◆ **DIRECTIONS**
Give a verbatim quotation of every record.
___ DATA EXCERPTS
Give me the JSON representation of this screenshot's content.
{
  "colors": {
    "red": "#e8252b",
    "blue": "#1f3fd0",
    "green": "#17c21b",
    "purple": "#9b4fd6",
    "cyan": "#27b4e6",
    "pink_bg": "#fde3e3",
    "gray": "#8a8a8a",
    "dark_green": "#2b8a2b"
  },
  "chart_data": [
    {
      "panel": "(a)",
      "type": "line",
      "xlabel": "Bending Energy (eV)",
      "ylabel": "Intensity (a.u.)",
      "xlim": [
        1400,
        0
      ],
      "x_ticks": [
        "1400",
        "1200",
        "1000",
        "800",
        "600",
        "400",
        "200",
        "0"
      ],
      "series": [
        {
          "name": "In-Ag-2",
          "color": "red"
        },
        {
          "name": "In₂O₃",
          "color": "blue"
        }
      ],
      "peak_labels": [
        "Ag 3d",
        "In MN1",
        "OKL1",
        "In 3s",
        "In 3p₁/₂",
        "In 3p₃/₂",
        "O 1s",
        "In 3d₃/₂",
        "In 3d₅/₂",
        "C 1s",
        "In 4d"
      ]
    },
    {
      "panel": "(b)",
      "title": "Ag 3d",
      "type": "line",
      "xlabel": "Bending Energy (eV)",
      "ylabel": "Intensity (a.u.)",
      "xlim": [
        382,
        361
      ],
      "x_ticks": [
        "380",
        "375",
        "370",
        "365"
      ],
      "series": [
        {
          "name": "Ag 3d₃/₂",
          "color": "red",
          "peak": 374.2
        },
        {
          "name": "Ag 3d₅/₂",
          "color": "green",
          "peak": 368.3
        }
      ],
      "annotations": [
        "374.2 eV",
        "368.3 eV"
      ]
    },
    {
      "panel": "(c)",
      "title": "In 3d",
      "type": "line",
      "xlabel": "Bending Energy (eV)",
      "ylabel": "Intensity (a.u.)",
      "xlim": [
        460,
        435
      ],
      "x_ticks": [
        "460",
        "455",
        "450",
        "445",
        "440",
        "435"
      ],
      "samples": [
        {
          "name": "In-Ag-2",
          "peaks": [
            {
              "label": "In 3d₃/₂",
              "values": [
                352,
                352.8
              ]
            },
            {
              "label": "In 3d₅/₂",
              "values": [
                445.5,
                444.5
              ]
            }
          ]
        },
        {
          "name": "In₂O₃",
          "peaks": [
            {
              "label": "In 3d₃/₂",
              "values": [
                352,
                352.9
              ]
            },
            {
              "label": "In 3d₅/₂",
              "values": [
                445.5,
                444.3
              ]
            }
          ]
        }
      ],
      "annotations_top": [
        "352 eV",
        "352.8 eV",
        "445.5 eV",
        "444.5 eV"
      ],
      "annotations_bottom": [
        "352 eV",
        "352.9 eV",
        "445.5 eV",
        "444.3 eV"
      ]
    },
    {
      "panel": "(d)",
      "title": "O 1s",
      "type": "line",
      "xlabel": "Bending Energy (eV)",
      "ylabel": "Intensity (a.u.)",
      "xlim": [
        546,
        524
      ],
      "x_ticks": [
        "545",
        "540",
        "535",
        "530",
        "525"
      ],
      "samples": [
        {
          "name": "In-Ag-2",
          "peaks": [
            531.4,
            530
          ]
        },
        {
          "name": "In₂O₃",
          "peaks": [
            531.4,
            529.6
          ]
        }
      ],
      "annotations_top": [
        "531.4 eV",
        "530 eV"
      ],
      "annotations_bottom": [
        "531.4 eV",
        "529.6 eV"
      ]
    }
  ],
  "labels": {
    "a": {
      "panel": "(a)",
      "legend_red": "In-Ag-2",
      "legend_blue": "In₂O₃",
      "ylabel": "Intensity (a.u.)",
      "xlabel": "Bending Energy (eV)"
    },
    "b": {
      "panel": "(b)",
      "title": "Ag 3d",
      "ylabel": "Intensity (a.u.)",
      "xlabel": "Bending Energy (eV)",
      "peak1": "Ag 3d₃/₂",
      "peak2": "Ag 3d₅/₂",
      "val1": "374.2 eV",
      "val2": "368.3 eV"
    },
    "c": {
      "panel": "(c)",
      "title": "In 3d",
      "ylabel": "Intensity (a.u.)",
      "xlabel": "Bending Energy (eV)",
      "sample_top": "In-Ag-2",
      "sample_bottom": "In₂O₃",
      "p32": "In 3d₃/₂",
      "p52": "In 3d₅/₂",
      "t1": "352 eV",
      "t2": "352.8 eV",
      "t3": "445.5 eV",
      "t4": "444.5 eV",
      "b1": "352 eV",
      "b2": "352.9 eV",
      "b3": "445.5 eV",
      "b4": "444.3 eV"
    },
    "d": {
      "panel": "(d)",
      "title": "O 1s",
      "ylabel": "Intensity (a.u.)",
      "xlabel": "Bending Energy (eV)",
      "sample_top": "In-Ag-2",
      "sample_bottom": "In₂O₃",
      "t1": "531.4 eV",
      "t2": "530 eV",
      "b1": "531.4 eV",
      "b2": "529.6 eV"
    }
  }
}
______
◆ **RESULT OF THE EXERCISE**
Give me the JSON representation of this screenshot's content.
{
  "colors": {
    "red": "#e8252b",
    "blue": "#1f3fd0",
    "green": "#17c21b",
    "purple": "#9b4fd6",
    "cyan": "#27b4e6",
    "pink_bg": "#fde3e3",
    "gray": "#8a8a8a",
    "dark_green": "#2b8a2b"
  },
  "chart_data": [
    {
      "panel": "(a)",
      "type": "line",
      "xlabel": "Bending Energy (eV)",
      "ylabel": "Intensity (a.u.)",
      "xlim": [
        1400,
        0
      ],
      "x_ticks": [
        "1400",
        "1200",
        "1000",
        "800",
        "600",
        "400",
        "200",
        "0"
      ],
      "series": [
        {
          "name": "In-Ag-2",
          "color": "red"
        },
        {
          "name": "In₂O₃",
          "color": "blue"
        }
      ],
      "peak_labels": [
        "Ag 3d",
        "In MN1",
        "OKL1",
        "In 3s",
        "In 3p₁/₂",
        "In 3p₃/₂",
        "O 1s",
        "In 3d₃/₂",
        "In 3d₅/₂",
        "C 1s",
        "In 4d"
      ]
    },
    {
      "panel": "(b)",
      "title": "Ag 3d",
      "type": "line",
      "xlabel": "Bending Energy (eV)",
      "ylabel": "Intensity (a.u.)",
      "xlim": [
        382,
        361
      ],
      "x_ticks": [
        "380",
        "375",
        "370",
        "365"
      ],
      "series": [
        {
          "name": "Ag 3d₃/₂",
          "color": "red",
          "peak": 374.2
        },
        {
          "name": "Ag 3d₅/₂",
          "color": "green",
          "peak": 368.3
        }
      ],
      "annotations": [
        "374.2 eV",
        "368.3 eV"
      ]
    },
    {
      "panel": "(c)",
      "title": "In 3d",
      "type": "line",
      "xlabel": "Bending Energy (eV)",
      "ylabel": "Intensity (a.u.)",
      "xlim": [
        460,
        435
      ],
      "x_ticks": [
        "460",
        "455",
        "450",
        "445",
        "440",
        "435"
      ],
      "samples": [
        {
          "name": "In-Ag-2",
          "peaks": [
            {
              "label": "In 3d₃/₂",
              "values": [
                352,
                352.8
              ]
            },
            {
              "label": "In 3d₅/₂",
              "values": [
                445.5,
                444.5
              ]
            }
          ]
        },
        {
          "name": "In₂O₃",
          "peaks": [
            {
              "label": "In 3d₃/₂",
              "values": [
                352,
                352.9
              ]
            },
            {
              "label": "In 3d₅/₂",
              "values": [
                445.5,
                444.3
              ]
            }
          ]
        }
      ],
      "annotations_top": [
        "352 eV",
        "352.8 eV",
        "445.5 eV",
        "444.5 eV"
      ],
      "annotations_bottom": [
        "352 eV",
        "352.9 eV",
        "445.5 eV",
        "444.3 eV"
      ]
    },
    {
      "panel": "(d)",
      "title": "O 1s",
      "type": "line",
      "xlabel": "Bending Energy (eV)",
      "ylabel": "Intensity (a.u.)",
      "xlim": [
        546,
        524
      ],
      "x_ticks": [
        "545",
        "540",
        "535",
        "530",
        "525"
      ],
      "samples": [
        {
          "name": "In-Ag-2",
          "peaks": [
            531.4,
            530
          ]
        },
        {
          "name": "In₂O₃",
          "peaks": [
            531.4,
            529.6
          ]
        }
      ],
      "annotations_top": [
        "531.4 eV",
        "530 eV"
      ],
      "annotations_bottom": [
        "531.4 eV",
        "529.6 eV"
      ]
    }
  ],
  "labels": {
    "a": {
      "panel": "(a)",
      "legend_red": "In-Ag-2",
      "legend_blue": "In₂O₃",
      "ylabel": "Intensity (a.u.)",
      "xlabel": "Bending Energy (eV)"
    },
    "b": {
      "panel": "(b)",
      "title": "Ag 3d",
      "ylabel": "Intensity (a.u.)",
      "xlabel": "Bending Energy (eV)",
      "peak1": "Ag 3d₃/₂",
      "peak2": "Ag 3d₅/₂",
      "val1": "374.2 eV",
      "val2": "368.3 eV"
    },
    "c": {
      "panel": "(c)",
      "title": "In 3d",
      "ylabel": "Intensity (a.u.)",
      "xlabel": "Bending Energy (eV)",
      "sample_top": "In-Ag-2",
      "sample_bottom": "In₂O₃",
      "p32": "In 3d₃/₂",
      "p52": "In 3d₅/₂",
      "t1": "352 eV",
      "t2": "352.8 eV",
      "t3": "445.5 eV",
      "t4": "444.5 eV",
      "b1": "352 eV",
      "b2": "352.9 eV",
      "b3": "445.5 eV",
      "b4": "444.3 eV"
    },
    "d": {
      "panel": "(d)",
      "title": "O 1s",
      "ylabel": "Intensity (a.u.)",
      "xlabel": "Bending Energy (eV)",
      "sample_top": "In-Ag-2",
      "sample_bottom": "In₂O₃",
      "t1": "531.4 eV",
      "t2": "530 eV",
      "b1": "531.4 eV",
      "b2": "529.6 eV"
    }
  }
}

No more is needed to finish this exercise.